** Opening TEXT block **

The study presents different experimental alternatives to identify new variants of concern (VOCs) of SARS-CoV-2 entering a certain population. Early detection of a new VOC is crucial for surveillance and control of spread. The objective is to provide laboratories with tools adapted to their resource capabilities that offer a sufficient level of resolution to rule out, confirm, or pre-assign the presence of a suspected VOC. The study describes four different techniques that were applied simultaneously to the first suspected Omicron case in Spain, highlighting the level of resolution and response time achieved in each case. These techniques are based on the detection of mutations in the S-gene of the virus that can easily adapt to potential emerging variants. The results of the study allow any laboratory to prepare for new alerts of SARS-CoV-2 VOCs.

** Closing TEXT block **
** Opening INFORMATION GIVEN block **

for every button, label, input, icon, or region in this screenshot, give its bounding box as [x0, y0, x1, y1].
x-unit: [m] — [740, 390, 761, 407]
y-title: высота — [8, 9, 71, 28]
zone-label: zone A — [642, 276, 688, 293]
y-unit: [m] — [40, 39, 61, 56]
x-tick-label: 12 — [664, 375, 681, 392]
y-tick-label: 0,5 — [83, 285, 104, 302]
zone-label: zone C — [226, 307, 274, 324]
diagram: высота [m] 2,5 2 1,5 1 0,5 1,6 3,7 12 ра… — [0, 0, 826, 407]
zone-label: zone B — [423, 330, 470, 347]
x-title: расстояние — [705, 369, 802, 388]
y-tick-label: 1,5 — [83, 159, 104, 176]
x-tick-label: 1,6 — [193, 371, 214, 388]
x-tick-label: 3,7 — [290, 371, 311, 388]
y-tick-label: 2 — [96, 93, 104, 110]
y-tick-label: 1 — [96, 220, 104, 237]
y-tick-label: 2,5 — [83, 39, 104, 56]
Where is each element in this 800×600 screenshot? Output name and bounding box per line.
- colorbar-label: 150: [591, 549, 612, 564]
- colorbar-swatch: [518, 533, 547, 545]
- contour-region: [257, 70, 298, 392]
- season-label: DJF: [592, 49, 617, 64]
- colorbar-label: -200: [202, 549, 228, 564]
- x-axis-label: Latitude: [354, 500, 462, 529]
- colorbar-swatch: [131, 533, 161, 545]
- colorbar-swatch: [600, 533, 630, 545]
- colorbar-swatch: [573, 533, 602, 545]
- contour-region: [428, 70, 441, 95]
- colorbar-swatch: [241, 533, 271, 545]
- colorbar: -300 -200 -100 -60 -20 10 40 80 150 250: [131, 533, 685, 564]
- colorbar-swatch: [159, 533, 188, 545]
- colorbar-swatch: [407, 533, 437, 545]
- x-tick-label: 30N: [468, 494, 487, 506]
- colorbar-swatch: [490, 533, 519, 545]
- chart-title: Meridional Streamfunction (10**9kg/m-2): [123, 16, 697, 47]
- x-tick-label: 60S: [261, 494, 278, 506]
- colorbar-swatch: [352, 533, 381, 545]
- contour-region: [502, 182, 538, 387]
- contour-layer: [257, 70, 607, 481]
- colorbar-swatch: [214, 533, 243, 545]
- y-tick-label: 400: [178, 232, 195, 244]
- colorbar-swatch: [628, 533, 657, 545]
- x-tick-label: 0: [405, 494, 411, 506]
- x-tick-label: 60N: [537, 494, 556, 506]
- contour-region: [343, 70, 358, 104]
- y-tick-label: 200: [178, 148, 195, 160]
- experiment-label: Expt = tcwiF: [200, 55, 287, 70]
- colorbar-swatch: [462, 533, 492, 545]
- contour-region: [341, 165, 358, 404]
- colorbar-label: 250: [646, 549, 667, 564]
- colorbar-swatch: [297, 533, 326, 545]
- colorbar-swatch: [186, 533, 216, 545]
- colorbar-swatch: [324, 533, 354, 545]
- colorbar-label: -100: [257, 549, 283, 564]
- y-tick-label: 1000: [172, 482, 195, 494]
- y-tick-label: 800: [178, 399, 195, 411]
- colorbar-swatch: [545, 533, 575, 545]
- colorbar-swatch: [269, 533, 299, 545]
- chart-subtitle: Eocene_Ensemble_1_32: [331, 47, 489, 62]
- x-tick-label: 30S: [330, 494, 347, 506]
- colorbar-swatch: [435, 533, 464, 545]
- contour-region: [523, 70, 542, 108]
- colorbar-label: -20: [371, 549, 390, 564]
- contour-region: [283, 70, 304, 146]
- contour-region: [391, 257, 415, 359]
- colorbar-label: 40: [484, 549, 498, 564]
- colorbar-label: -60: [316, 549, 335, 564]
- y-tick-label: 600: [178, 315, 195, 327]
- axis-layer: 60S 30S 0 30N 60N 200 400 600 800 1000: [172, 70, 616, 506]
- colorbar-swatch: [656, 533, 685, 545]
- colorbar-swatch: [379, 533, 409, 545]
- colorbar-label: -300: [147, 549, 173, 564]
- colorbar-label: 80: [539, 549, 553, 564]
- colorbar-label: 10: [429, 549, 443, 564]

** Closing INFORMATION GIVEN block **

Copy word for word the part of the SARS-CoV-2 variant text that begins with "The study presents" and ends with "of SARS-CoV-2 VOCs.".

TASK ANSWER.
The study presents different experimental alternatives to identify new variants of concern (VOCs) of SARS-CoV-2 entering a certain population. Early detection of a new VOC is crucial for surveillance and control of spread. The objective is to provide laboratories with tools adapted to their resource capabilities that offer a sufficient level of resolution to rule out, confirm, or pre-assign the presence of a suspected VOC. The study describes four different techniques that were applied simultaneously to the first suspected Omicron case in Spain, highlighting the level of resolution and response time achieved in each case. These techniques are based on the detection of mutations in the S-gene of the virus that can easily adapt to potential emerging variants. The results of the study allow any laboratory to prepare for new alerts of SARS-CoV-2 VOCs.